How many lines of the records hold the string "vapeur"? Reply with the number alone.

====== Material ======

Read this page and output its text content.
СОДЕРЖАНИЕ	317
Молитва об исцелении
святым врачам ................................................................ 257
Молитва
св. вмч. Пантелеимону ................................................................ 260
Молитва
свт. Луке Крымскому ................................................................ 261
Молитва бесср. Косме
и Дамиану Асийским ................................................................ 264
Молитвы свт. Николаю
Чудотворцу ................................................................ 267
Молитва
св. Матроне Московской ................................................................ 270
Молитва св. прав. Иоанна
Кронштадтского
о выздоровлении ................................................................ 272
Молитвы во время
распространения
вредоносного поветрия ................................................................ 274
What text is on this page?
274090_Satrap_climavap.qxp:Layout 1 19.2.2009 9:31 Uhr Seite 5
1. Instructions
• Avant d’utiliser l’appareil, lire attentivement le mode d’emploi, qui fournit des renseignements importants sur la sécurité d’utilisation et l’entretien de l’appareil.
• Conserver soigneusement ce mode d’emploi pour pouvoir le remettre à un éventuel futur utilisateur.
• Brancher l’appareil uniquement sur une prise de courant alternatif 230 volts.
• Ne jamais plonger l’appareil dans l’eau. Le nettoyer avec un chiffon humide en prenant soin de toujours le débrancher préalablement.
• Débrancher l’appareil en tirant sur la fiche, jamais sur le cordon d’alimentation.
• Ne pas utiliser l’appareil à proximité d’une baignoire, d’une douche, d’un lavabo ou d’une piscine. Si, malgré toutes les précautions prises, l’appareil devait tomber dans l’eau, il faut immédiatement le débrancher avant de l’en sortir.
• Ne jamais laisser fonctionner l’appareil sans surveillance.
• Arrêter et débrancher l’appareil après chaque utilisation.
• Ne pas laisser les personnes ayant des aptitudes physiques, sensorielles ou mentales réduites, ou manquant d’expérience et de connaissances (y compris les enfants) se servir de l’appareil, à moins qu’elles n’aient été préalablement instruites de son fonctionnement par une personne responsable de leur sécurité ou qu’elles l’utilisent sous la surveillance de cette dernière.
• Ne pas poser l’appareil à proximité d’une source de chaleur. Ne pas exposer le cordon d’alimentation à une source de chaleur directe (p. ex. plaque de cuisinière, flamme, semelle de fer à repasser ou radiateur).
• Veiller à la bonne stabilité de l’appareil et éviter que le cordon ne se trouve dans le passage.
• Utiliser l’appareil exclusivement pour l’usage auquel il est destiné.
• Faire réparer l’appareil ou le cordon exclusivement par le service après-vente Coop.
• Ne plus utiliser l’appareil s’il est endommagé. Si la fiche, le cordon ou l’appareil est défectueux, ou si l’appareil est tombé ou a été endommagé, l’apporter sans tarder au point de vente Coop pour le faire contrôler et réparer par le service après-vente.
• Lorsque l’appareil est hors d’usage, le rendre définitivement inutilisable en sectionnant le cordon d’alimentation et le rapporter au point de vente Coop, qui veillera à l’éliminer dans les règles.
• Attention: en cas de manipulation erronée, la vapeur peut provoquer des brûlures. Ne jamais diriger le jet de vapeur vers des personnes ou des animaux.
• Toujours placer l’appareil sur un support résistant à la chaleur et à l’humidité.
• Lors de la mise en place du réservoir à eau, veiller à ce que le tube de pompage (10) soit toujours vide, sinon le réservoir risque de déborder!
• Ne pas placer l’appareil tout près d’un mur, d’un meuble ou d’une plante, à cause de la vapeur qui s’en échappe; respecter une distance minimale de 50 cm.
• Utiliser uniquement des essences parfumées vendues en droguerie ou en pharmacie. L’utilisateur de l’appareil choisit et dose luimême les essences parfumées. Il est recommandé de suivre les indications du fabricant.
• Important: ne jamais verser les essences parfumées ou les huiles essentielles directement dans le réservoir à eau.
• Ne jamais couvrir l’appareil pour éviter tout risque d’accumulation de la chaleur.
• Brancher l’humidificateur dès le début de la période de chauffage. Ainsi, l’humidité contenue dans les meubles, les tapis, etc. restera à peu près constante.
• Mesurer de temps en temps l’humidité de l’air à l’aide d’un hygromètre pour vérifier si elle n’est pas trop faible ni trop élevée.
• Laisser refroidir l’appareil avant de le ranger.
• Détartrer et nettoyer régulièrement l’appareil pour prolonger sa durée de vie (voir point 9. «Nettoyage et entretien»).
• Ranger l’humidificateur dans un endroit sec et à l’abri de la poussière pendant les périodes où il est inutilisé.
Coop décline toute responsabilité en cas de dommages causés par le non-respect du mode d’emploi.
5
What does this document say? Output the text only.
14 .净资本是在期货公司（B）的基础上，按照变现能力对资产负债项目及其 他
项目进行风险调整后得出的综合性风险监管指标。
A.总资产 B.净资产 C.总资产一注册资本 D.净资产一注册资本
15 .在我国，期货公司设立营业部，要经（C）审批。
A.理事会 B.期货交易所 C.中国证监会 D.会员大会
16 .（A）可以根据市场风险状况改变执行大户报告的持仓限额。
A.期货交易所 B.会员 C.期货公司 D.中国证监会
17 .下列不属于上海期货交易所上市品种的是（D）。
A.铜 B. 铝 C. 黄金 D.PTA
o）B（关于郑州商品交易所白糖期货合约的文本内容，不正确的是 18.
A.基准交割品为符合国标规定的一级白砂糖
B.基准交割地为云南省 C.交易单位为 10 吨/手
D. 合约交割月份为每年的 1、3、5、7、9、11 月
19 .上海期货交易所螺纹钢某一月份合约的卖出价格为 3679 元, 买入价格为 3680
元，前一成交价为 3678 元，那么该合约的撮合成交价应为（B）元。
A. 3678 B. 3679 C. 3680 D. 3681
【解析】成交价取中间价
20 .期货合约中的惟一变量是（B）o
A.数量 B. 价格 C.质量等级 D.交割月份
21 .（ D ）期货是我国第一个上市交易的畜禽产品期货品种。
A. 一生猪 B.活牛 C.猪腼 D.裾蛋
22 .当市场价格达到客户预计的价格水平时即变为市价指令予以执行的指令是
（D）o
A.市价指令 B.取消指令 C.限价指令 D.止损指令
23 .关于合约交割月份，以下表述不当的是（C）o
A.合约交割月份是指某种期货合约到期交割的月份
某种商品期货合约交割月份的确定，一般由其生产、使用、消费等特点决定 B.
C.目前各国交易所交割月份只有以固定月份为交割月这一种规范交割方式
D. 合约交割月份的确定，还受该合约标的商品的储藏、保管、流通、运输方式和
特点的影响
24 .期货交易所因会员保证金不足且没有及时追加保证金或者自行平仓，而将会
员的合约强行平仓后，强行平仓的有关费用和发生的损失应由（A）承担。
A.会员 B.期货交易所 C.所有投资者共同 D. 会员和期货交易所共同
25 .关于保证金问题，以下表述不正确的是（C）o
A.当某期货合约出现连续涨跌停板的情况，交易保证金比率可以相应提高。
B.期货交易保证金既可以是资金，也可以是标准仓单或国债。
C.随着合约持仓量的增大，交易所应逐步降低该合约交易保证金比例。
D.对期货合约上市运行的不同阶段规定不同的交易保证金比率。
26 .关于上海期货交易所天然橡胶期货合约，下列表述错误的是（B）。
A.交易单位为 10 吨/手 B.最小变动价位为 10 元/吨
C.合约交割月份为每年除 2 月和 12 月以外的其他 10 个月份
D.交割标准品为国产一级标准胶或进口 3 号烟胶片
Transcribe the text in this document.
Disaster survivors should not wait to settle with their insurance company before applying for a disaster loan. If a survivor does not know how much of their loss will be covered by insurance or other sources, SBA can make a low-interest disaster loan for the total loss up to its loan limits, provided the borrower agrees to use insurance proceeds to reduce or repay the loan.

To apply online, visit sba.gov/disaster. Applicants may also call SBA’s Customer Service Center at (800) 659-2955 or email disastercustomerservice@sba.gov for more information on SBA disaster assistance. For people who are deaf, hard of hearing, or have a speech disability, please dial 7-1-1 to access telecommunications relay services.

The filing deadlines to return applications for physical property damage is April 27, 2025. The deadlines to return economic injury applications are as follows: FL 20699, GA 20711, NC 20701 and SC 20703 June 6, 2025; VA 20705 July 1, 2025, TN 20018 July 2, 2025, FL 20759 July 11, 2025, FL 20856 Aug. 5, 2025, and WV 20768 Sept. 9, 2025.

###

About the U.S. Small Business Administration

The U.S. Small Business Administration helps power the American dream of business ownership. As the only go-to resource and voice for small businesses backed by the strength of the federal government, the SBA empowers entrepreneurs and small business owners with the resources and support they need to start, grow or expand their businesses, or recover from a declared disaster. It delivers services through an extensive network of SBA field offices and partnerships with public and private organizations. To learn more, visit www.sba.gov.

======

**Response for this exercise**:
2